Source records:
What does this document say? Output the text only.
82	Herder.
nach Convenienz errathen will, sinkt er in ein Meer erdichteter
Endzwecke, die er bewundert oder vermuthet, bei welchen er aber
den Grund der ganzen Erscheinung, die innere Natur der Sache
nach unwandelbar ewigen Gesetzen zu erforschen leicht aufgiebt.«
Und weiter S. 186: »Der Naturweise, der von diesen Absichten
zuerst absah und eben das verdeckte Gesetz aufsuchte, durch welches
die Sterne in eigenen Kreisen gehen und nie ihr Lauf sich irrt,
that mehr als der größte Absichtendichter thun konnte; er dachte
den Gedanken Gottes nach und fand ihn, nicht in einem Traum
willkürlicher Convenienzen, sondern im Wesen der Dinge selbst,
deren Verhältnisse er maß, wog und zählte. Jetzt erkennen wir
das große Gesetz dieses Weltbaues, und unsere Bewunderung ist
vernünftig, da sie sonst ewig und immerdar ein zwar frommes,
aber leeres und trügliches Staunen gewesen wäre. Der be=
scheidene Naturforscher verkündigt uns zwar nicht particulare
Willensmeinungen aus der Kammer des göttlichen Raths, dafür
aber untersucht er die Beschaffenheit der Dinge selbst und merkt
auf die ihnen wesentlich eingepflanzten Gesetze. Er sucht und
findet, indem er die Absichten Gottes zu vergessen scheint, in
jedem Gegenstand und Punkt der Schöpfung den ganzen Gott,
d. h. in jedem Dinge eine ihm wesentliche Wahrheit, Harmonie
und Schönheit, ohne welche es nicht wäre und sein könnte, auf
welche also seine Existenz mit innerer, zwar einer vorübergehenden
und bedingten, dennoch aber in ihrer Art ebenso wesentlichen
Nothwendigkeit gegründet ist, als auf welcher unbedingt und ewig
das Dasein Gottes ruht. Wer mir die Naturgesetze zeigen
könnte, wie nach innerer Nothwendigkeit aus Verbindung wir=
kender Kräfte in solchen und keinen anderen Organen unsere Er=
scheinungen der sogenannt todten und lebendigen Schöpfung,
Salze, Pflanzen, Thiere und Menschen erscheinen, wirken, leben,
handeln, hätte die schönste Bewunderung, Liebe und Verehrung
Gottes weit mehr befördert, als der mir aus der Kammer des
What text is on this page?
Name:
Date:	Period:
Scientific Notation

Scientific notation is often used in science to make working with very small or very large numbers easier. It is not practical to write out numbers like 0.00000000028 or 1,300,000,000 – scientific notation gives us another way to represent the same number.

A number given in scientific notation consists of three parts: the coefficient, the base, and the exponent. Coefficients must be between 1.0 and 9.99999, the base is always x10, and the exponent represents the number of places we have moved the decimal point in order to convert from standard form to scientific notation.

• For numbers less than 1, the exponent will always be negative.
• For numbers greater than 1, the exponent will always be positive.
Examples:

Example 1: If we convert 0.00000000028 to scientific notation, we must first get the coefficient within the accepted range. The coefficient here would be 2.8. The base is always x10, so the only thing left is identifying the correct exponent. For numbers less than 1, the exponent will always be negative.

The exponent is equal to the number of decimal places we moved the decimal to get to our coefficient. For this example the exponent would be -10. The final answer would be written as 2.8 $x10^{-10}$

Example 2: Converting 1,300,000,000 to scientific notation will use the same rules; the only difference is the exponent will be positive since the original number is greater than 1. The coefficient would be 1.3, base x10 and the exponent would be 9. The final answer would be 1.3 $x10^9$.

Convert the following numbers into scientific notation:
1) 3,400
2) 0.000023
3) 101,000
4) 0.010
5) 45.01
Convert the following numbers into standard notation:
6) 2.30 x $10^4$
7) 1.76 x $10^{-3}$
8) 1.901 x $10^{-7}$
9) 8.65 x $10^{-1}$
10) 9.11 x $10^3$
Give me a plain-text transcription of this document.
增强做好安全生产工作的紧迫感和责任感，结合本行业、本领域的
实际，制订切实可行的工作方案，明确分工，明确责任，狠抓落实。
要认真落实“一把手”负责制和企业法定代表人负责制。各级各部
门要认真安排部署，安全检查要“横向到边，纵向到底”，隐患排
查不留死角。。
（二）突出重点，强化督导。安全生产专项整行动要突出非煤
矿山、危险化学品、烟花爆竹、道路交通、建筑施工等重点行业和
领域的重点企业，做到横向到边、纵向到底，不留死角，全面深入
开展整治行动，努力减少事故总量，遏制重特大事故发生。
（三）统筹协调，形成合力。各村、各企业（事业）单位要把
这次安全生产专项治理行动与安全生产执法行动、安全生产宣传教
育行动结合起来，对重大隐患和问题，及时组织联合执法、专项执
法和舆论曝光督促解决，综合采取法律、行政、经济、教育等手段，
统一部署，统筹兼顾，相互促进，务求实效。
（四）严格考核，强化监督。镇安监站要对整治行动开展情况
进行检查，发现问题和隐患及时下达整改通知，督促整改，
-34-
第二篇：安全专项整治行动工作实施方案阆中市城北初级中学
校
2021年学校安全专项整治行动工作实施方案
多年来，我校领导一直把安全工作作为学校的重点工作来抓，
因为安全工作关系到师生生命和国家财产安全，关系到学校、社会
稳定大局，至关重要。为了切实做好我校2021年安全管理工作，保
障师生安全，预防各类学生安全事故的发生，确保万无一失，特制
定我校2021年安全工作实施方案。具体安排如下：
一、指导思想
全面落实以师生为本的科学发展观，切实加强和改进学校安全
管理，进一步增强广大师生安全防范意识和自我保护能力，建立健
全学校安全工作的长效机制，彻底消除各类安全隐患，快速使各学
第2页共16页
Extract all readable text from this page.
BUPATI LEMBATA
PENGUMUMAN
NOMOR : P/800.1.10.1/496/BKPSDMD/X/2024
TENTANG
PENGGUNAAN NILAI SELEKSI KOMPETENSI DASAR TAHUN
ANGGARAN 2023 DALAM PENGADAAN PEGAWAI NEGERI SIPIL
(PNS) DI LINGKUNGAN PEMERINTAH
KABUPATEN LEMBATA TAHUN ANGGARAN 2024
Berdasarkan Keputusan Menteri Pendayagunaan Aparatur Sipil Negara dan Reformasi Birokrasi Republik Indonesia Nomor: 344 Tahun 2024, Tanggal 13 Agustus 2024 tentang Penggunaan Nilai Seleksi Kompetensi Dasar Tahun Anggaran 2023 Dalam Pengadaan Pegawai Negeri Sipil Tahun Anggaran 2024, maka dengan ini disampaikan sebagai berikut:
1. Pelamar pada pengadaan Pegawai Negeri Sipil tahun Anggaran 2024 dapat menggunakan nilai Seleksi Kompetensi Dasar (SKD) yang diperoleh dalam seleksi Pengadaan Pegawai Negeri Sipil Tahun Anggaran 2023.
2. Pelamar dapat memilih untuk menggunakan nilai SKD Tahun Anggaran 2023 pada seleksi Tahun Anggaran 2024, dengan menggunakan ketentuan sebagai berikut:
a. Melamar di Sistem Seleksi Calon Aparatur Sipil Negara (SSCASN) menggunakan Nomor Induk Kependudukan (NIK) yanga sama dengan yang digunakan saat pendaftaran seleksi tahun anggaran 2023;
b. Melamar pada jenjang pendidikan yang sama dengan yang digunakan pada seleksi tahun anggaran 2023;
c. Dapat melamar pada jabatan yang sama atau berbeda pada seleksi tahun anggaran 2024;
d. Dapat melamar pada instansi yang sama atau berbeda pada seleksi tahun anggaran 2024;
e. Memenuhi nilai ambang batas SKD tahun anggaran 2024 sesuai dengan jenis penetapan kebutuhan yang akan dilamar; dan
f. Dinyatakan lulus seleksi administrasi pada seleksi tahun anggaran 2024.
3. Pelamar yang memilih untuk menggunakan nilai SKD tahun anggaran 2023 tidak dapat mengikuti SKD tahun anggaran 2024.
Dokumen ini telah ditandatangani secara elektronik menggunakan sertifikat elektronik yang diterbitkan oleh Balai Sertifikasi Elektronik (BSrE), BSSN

● YOUR INSTRUCTIONS:
Output the lines above verbatim and in full.

● THE REPLY:
What does this document say? Output the text only.
82	Herder.
nach Convenienz errathen will, sinkt er in ein Meer erdichteter
Endzwecke, die er bewundert oder vermuthet, bei welchen er aber
den Grund der ganzen Erscheinung, die innere Natur der Sache
nach unwandelbar ewigen Gesetzen zu erforschen leicht aufgiebt.«
Und weiter S. 186: »Der Naturweise, der von diesen Absichten
zuerst absah und eben das verdeckte Gesetz aufsuchte, durch welches
die Sterne in eigenen Kreisen gehen und nie ihr Lauf sich irrt,
that mehr als der größte Absichtendichter thun konnte; er dachte
den Gedanken Gottes nach und fand ihn, nicht in einem Traum
willkürlicher Convenienzen, sondern im Wesen der Dinge selbst,
deren Verhältnisse er maß, wog und zählte. Jetzt erkennen wir
das große Gesetz dieses Weltbaues, und unsere Bewunderung ist
vernünftig, da sie sonst ewig und immerdar ein zwar frommes,
aber leeres und trügliches Staunen gewesen wäre. Der be=
scheidene Naturforscher verkündigt uns zwar nicht particulare
Willensmeinungen aus der Kammer des göttlichen Raths, dafür
aber untersucht er die Beschaffenheit der Dinge selbst und merkt
auf die ihnen wesentlich eingepflanzten Gesetze. Er sucht und
findet, indem er die Absichten Gottes zu vergessen scheint, in
jedem Gegenstand und Punkt der Schöpfung den ganzen Gott,
d. h. in jedem Dinge eine ihm wesentliche Wahrheit, Harmonie
und Schönheit, ohne welche es nicht wäre und sein könnte, auf
welche also seine Existenz mit innerer, zwar einer vorübergehenden
und bedingten, dennoch aber in ihrer Art ebenso wesentlichen
Nothwendigkeit gegründet ist, als auf welcher unbedingt und ewig
das Dasein Gottes ruht. Wer mir die Naturgesetze zeigen
könnte, wie nach innerer Nothwendigkeit aus Verbindung wir=
kender Kräfte in solchen und keinen anderen Organen unsere Er=
scheinungen der sogenannt todten und lebendigen Schöpfung,
Salze, Pflanzen, Thiere und Menschen erscheinen, wirken, leben,
handeln, hätte die schönste Bewunderung, Liebe und Verehrung
Gottes weit mehr befördert, als der mir aus der Kammer des
What text is on this page?
Name:
Date:	Period:
Scientific Notation

Scientific notation is often used in science to make working with very small or very large numbers easier. It is not practical to write out numbers like 0.00000000028 or 1,300,000,000 – scientific notation gives us another way to represent the same number.

A number given in scientific notation consists of three parts: the coefficient, the base, and the exponent. Coefficients must be between 1.0 and 9.99999, the base is always x10, and the exponent represents the number of places we have moved the decimal point in order to convert from standard form to scientific notation.

• For numbers less than 1, the exponent will always be negative.
• For numbers greater than 1, the exponent will always be positive.
Examples:

Example 1: If we convert 0.00000000028 to scientific notation, we must first get the coefficient within the accepted range. The coefficient here would be 2.8. The base is always x10, so the only thing left is identifying the correct exponent. For numbers less than 1, the exponent will always be negative.

The exponent is equal to the number of decimal places we moved the decimal to get to our coefficient. For this example the exponent would be -10. The final answer would be written as 2.8 $x10^{-10}$

Example 2: Converting 1,300,000,000 to scientific notation will use the same rules; the only difference is the exponent will be positive since the original number is greater than 1. The coefficient would be 1.3, base x10 and the exponent would be 9. The final answer would be 1.3 $x10^9$.

Convert the following numbers into scientific notation:
1) 3,400
2) 0.000023
3) 101,000
4) 0.010
5) 45.01
Convert the following numbers into standard notation:
6) 2.30 x $10^4$
7) 1.76 x $10^{-3}$
8) 1.901 x $10^{-7}$
9) 8.65 x $10^{-1}$
10) 9.11 x $10^3$
Give me a plain-text transcription of this document.
增强做好安全生产工作的紧迫感和责任感，结合本行业、本领域的
实际，制订切实可行的工作方案，明确分工，明确责任，狠抓落实。
要认真落实“一把手”负责制和企业法定代表人负责制。各级各部
门要认真安排部署，安全检查要“横向到边，纵向到底”，隐患排
查不留死角。。
（二）突出重点，强化督导。安全生产专项整行动要突出非煤
矿山、危险化学品、烟花爆竹、道路交通、建筑施工等重点行业和
领域的重点企业，做到横向到边、纵向到底，不留死角，全面深入
开展整治行动，努力减少事故总量，遏制重特大事故发生。
（三）统筹协调，形成合力。各村、各企业（事业）单位要把
这次安全生产专项治理行动与安全生产执法行动、安全生产宣传教
育行动结合起来，对重大隐患和问题，及时组织联合执法、专项执
法和舆论曝光督促解决，综合采取法律、行政、经济、教育等手段，
统一部署，统筹兼顾，相互促进，务求实效。
（四）严格考核，强化监督。镇安监站要对整治行动开展情况
进行检查，发现问题和隐患及时下达整改通知，督促整改，
-34-
第二篇：安全专项整治行动工作实施方案阆中市城北初级中学
校
2021年学校安全专项整治行动工作实施方案
多年来，我校领导一直把安全工作作为学校的重点工作来抓，
因为安全工作关系到师生生命和国家财产安全，关系到学校、社会
稳定大局，至关重要。为了切实做好我校2021年安全管理工作，保
障师生安全，预防各类学生安全事故的发生，确保万无一失，特制
定我校2021年安全工作实施方案。具体安排如下：
一、指导思想
全面落实以师生为本的科学发展观，切实加强和改进学校安全
管理，进一步增强广大师生安全防范意识和自我保护能力，建立健
全学校安全工作的长效机制，彻底消除各类安全隐患，快速使各学
第2页共16页
Extract all readable text from this page.
BUPATI LEMBATA
PENGUMUMAN
NOMOR : P/800.1.10.1/496/BKPSDMD/X/2024
TENTANG
PENGGUNAAN NILAI SELEKSI KOMPETENSI DASAR TAHUN
ANGGARAN 2023 DALAM PENGADAAN PEGAWAI NEGERI SIPIL
(PNS) DI LINGKUNGAN PEMERINTAH
KABUPATEN LEMBATA TAHUN ANGGARAN 2024
Berdasarkan Keputusan Menteri Pendayagunaan Aparatur Sipil Negara dan Reformasi Birokrasi Republik Indonesia Nomor: 344 Tahun 2024, Tanggal 13 Agustus 2024 tentang Penggunaan Nilai Seleksi Kompetensi Dasar Tahun Anggaran 2023 Dalam Pengadaan Pegawai Negeri Sipil Tahun Anggaran 2024, maka dengan ini disampaikan sebagai berikut:
1. Pelamar pada pengadaan Pegawai Negeri Sipil tahun Anggaran 2024 dapat menggunakan nilai Seleksi Kompetensi Dasar (SKD) yang diperoleh dalam seleksi Pengadaan Pegawai Negeri Sipil Tahun Anggaran 2023.
2. Pelamar dapat memilih untuk menggunakan nilai SKD Tahun Anggaran 2023 pada seleksi Tahun Anggaran 2024, dengan menggunakan ketentuan sebagai berikut:
a. Melamar di Sistem Seleksi Calon Aparatur Sipil Negara (SSCASN) menggunakan Nomor Induk Kependudukan (NIK) yanga sama dengan yang digunakan saat pendaftaran seleksi tahun anggaran 2023;
b. Melamar pada jenjang pendidikan yang sama dengan yang digunakan pada seleksi tahun anggaran 2023;
c. Dapat melamar pada jabatan yang sama atau berbeda pada seleksi tahun anggaran 2024;
d. Dapat melamar pada instansi yang sama atau berbeda pada seleksi tahun anggaran 2024;
e. Memenuhi nilai ambang batas SKD tahun anggaran 2024 sesuai dengan jenis penetapan kebutuhan yang akan dilamar; dan
f. Dinyatakan lulus seleksi administrasi pada seleksi tahun anggaran 2024.
3. Pelamar yang memilih untuk menggunakan nilai SKD tahun anggaran 2023 tidak dapat mengikuti SKD tahun anggaran 2024.
Dokumen ini telah ditandatangani secara elektronik menggunakan sertifikat elektronik yang diterbitkan oleh Balai Sertifikasi Elektronik (BSrE), BSSN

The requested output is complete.